## What is being asked
Check every line of the data below for the string "Shift", and copy the ones that hold it.
--------------------------------------------------
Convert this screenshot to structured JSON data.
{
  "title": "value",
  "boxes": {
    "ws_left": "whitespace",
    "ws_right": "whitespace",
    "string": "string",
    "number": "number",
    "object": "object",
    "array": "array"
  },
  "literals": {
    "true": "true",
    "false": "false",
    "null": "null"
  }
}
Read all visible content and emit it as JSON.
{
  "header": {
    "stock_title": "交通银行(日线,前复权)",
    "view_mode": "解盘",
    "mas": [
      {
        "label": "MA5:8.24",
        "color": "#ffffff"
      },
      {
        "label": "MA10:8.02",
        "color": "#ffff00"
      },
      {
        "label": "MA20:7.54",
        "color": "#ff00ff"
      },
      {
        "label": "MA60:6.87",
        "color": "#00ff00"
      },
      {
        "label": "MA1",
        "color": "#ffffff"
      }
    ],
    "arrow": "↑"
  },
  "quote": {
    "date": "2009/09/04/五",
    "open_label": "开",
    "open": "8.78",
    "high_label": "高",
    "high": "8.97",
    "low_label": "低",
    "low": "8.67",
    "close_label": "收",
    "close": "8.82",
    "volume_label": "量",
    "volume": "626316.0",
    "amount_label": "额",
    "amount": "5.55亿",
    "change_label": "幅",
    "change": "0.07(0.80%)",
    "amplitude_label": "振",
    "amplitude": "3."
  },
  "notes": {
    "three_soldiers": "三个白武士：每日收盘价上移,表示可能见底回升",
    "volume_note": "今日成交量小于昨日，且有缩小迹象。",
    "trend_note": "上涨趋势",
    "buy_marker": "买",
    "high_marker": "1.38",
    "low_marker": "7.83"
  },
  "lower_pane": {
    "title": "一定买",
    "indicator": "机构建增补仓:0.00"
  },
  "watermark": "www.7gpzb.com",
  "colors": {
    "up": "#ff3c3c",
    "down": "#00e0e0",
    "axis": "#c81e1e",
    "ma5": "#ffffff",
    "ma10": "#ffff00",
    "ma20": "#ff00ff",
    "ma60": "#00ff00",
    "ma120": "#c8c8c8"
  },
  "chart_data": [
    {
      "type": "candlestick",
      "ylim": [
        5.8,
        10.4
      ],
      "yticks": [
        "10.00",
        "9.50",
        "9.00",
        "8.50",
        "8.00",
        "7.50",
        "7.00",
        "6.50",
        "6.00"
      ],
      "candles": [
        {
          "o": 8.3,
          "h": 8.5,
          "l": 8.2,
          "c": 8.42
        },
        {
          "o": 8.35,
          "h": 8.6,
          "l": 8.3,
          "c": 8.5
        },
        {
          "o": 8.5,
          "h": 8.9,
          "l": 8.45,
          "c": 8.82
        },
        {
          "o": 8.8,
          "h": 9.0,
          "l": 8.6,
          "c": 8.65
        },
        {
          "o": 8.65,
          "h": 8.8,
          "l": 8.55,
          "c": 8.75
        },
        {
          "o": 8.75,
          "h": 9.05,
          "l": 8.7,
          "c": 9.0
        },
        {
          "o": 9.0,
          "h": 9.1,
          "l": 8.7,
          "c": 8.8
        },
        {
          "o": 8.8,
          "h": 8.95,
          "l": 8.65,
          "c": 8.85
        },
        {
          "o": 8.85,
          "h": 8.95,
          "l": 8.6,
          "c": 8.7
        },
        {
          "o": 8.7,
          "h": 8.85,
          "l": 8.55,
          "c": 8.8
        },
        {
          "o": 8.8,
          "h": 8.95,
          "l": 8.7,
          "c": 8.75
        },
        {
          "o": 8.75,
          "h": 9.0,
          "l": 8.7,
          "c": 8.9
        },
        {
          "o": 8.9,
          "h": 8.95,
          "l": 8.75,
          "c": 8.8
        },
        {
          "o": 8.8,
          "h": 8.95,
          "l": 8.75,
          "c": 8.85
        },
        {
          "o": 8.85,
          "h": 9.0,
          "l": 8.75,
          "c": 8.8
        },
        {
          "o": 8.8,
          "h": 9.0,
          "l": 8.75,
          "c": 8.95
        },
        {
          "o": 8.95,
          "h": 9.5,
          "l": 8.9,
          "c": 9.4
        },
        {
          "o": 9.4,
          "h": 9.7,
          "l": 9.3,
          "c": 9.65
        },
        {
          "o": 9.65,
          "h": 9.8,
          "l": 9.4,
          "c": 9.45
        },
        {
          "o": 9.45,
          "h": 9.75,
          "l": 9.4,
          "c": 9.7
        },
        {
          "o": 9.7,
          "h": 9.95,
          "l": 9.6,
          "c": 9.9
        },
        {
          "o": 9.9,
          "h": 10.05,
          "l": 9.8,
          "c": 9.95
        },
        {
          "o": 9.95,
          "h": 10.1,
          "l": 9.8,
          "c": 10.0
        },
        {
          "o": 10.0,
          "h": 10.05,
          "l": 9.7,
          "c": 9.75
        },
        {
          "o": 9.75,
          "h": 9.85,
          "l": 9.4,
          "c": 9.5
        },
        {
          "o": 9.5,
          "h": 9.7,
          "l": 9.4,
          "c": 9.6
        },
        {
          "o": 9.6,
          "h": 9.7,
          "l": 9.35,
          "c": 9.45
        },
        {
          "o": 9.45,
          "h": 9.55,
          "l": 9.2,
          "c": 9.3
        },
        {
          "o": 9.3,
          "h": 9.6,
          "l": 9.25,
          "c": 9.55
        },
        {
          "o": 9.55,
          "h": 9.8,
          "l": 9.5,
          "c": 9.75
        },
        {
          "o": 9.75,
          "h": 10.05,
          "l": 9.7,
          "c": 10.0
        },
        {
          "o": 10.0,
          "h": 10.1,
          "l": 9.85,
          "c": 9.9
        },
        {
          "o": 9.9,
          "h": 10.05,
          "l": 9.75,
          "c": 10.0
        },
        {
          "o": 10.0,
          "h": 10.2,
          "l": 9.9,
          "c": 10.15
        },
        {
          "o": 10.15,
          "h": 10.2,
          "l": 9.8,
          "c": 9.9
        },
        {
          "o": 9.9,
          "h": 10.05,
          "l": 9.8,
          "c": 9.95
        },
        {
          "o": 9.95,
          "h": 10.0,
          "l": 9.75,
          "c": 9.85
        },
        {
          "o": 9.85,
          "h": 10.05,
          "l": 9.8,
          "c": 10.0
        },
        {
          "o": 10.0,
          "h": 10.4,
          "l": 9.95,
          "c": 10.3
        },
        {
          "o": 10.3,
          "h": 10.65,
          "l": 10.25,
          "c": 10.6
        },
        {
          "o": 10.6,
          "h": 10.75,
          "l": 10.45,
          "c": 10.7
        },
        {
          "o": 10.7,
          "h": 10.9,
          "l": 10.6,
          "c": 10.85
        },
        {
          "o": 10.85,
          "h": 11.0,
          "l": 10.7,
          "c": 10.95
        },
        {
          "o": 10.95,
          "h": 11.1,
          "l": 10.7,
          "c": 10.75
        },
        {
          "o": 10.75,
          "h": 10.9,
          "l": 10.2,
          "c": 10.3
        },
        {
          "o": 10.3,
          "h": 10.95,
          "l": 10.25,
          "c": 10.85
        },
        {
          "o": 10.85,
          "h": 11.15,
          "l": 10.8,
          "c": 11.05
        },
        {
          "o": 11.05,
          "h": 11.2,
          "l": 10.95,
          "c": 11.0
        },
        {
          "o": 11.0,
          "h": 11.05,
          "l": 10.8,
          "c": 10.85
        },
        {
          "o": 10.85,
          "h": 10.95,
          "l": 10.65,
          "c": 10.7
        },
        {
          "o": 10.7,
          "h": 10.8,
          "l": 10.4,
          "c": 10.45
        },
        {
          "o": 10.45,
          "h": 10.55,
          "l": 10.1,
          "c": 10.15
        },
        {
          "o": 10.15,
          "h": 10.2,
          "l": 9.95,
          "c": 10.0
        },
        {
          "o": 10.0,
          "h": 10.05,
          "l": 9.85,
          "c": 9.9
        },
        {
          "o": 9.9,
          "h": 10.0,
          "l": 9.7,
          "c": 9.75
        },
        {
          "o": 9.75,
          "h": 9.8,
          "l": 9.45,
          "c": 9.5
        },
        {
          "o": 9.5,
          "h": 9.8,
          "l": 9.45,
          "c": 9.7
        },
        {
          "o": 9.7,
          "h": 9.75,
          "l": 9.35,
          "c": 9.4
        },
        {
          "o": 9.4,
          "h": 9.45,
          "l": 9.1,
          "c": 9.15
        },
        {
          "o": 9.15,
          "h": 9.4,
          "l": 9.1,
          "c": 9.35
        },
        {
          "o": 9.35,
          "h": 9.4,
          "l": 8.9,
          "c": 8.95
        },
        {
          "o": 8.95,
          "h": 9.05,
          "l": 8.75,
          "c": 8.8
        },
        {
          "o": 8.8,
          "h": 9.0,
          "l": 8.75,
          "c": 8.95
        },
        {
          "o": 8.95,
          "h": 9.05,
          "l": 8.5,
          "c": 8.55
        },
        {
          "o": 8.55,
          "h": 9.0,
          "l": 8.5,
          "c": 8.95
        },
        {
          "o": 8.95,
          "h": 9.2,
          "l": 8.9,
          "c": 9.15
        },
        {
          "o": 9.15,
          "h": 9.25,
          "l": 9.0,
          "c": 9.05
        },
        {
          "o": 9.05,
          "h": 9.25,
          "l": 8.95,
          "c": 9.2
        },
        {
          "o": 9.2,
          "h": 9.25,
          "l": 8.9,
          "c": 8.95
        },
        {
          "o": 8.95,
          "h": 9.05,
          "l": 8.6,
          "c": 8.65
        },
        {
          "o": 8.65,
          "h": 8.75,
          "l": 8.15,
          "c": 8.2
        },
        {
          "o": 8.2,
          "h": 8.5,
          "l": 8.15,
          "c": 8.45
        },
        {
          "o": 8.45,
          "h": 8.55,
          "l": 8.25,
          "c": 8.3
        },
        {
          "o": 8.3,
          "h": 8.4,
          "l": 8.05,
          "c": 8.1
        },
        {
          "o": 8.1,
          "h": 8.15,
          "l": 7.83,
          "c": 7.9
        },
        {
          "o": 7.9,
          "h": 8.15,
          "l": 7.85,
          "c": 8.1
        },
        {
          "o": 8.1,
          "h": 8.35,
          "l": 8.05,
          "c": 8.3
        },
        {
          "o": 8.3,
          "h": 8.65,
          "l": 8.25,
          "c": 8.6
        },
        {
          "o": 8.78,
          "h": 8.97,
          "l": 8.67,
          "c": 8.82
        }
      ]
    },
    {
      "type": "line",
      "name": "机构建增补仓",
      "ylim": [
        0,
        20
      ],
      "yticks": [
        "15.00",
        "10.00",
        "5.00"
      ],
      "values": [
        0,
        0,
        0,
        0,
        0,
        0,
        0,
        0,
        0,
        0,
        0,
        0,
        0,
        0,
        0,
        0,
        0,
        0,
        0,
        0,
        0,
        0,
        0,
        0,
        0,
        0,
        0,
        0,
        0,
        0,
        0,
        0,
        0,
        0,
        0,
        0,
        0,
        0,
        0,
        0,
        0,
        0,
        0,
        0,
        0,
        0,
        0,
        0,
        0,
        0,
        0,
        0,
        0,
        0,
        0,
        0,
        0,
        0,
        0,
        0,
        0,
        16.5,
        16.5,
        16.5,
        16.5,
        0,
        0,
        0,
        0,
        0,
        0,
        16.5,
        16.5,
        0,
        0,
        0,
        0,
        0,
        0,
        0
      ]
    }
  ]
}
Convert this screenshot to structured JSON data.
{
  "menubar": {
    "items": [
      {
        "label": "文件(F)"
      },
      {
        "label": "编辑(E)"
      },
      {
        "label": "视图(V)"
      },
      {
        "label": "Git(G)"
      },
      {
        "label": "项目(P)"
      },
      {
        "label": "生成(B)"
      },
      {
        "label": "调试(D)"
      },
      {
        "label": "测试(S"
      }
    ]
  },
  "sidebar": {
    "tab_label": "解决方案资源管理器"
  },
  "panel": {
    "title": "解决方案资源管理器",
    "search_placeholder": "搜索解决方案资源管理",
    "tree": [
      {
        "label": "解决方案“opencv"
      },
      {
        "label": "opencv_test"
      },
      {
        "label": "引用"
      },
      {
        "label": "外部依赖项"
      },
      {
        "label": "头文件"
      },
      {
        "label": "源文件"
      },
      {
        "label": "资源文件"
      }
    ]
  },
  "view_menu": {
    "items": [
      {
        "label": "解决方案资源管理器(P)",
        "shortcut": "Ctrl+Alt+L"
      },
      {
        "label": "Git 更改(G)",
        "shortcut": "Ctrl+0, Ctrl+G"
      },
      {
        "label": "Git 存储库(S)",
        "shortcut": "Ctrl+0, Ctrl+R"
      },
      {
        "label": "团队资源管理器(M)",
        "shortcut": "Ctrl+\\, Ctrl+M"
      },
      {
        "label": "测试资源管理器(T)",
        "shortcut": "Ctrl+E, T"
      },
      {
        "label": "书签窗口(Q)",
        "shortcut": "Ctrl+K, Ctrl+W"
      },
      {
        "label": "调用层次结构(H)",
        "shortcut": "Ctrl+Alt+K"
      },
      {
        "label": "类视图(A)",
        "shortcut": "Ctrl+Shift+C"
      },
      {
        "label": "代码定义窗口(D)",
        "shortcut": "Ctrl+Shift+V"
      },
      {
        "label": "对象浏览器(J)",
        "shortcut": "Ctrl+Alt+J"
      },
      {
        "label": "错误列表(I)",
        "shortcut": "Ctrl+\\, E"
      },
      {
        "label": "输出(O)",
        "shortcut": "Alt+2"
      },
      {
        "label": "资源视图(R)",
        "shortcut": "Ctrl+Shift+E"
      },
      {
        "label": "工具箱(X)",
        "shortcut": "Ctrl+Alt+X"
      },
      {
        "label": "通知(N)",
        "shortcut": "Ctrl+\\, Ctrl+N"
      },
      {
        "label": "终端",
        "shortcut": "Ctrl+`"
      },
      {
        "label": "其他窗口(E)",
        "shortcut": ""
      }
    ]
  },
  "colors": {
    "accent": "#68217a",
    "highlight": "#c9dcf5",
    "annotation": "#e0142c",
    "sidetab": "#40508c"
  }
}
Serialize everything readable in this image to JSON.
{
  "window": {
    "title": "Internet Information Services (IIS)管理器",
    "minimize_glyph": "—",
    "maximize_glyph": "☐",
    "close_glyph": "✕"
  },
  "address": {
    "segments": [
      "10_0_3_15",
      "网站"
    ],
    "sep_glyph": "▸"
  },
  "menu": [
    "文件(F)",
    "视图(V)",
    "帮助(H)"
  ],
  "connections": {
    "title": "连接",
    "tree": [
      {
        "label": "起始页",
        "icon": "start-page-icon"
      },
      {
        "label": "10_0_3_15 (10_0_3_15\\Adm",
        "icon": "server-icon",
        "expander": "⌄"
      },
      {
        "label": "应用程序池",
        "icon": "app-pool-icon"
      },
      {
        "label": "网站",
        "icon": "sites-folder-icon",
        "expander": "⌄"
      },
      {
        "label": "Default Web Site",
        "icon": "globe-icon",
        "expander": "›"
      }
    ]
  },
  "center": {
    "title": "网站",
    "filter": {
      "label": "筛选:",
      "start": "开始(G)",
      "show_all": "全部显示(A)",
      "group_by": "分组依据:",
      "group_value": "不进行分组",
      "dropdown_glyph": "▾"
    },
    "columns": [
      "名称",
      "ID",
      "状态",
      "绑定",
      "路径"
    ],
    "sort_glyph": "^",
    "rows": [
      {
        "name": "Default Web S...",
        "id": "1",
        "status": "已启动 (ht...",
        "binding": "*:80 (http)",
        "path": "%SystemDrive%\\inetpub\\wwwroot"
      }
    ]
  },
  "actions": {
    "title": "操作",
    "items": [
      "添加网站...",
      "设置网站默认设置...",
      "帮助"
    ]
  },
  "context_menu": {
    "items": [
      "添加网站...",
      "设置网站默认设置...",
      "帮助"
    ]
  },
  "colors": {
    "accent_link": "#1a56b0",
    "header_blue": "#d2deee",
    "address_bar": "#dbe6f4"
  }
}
--------------------------------------------------
## Solution
        "shortcut": "Ctrl+Shift+C"
        "shortcut": "Ctrl+Shift+V"
        "shortcut": "Ctrl+Shift+E"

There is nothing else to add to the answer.